Given request
Copy out all the lines where "into" shows up.

Stored data
---

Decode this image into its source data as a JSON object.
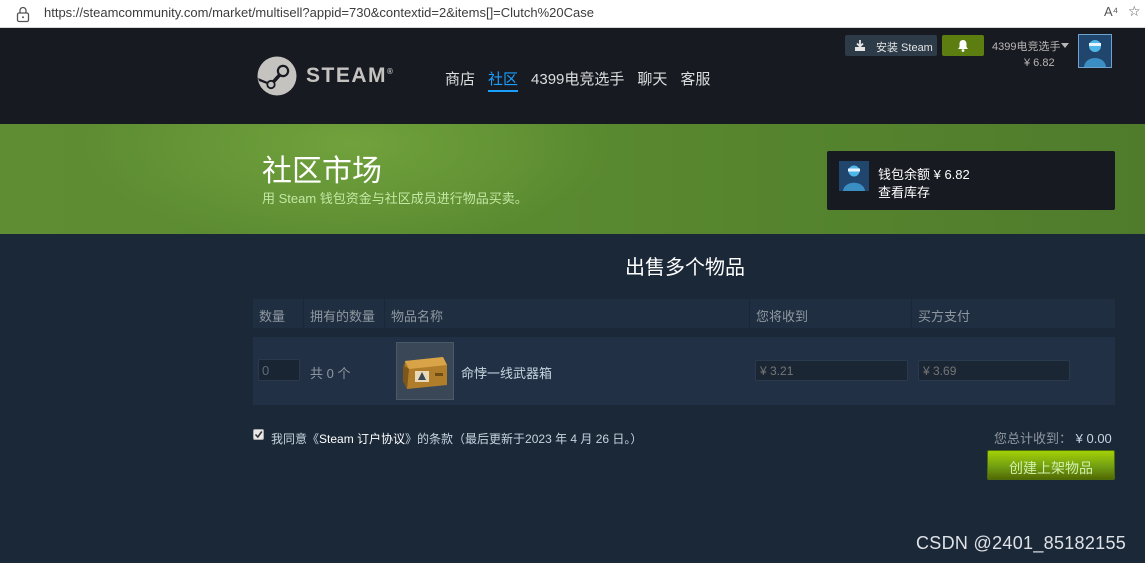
{
  "browser": {
    "url": "https://steamcommunity.com/market/multisell?appid=730&contextid=2&items[]=Clutch%20Case",
    "read_aloud_glyph": "A⁴",
    "star_glyph": "☆"
  },
  "header": {
    "logo_text": "STEAM",
    "logo_tm": "®",
    "nav": [
      "商店",
      "社区",
      "4399电竞选手",
      "聊天",
      "客服"
    ],
    "install_label": "安装 Steam",
    "account_name": "4399电竞选手",
    "account_balance": "¥ 6.82",
    "colors": {
      "nav_active": "#1a9fff",
      "notif_bg": "#5c7e10"
    }
  },
  "banner": {
    "title": "社区市场",
    "subtitle": "用 Steam 钱包资金与社区成员进行物品买卖。",
    "wallet_balance": "钱包余额 ¥ 6.82",
    "view_inventory": "查看库存"
  },
  "main": {
    "heading": "出售多个物品",
    "columns": [
      "数量",
      "拥有的数量",
      "物品名称",
      "您将收到",
      "买方支付"
    ],
    "row": {
      "quantity_value": "0",
      "owned_text": "共 0 个",
      "item_name": "命悖一线武器箱",
      "receive_value": "¥ 3.21",
      "buyer_pays_value": "¥ 3.69"
    },
    "agreement_prefix": "我同意《",
    "agreement_link": "Steam 订户协议",
    "agreement_suffix": "》的条款（最后更新于2023 年 4 月 26 日。）",
    "agreement_checked": true,
    "total_label": "您总计收到：",
    "total_value": "¥ 0.00",
    "create_button": "创建上架物品"
  },
  "watermark": "CSDN @2401_85182155"
}
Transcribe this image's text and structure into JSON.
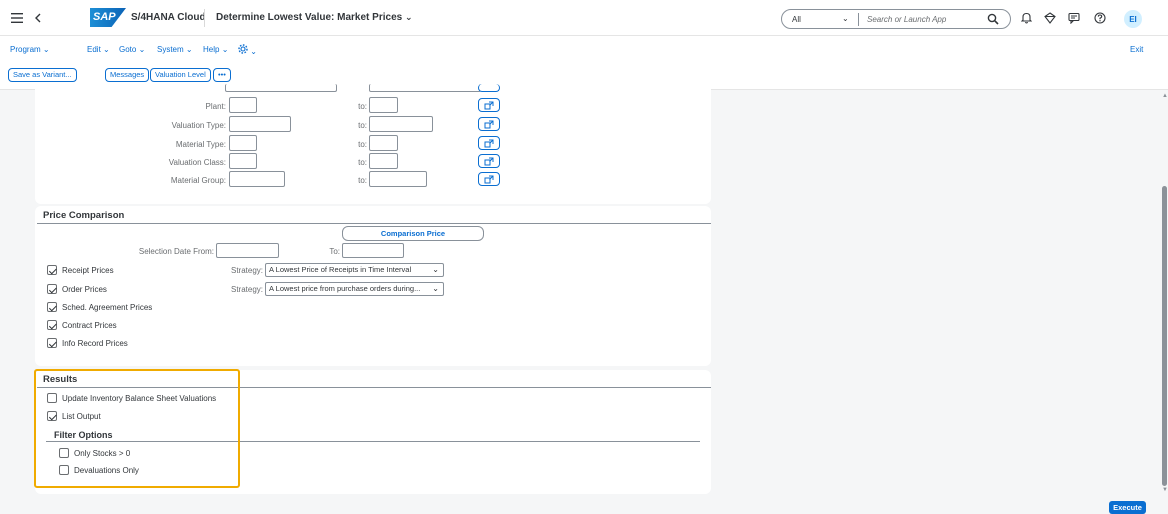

---

Answer in full
Decode this image into its source data as a JSON object.
Transcribe this image's text and structure into JSON.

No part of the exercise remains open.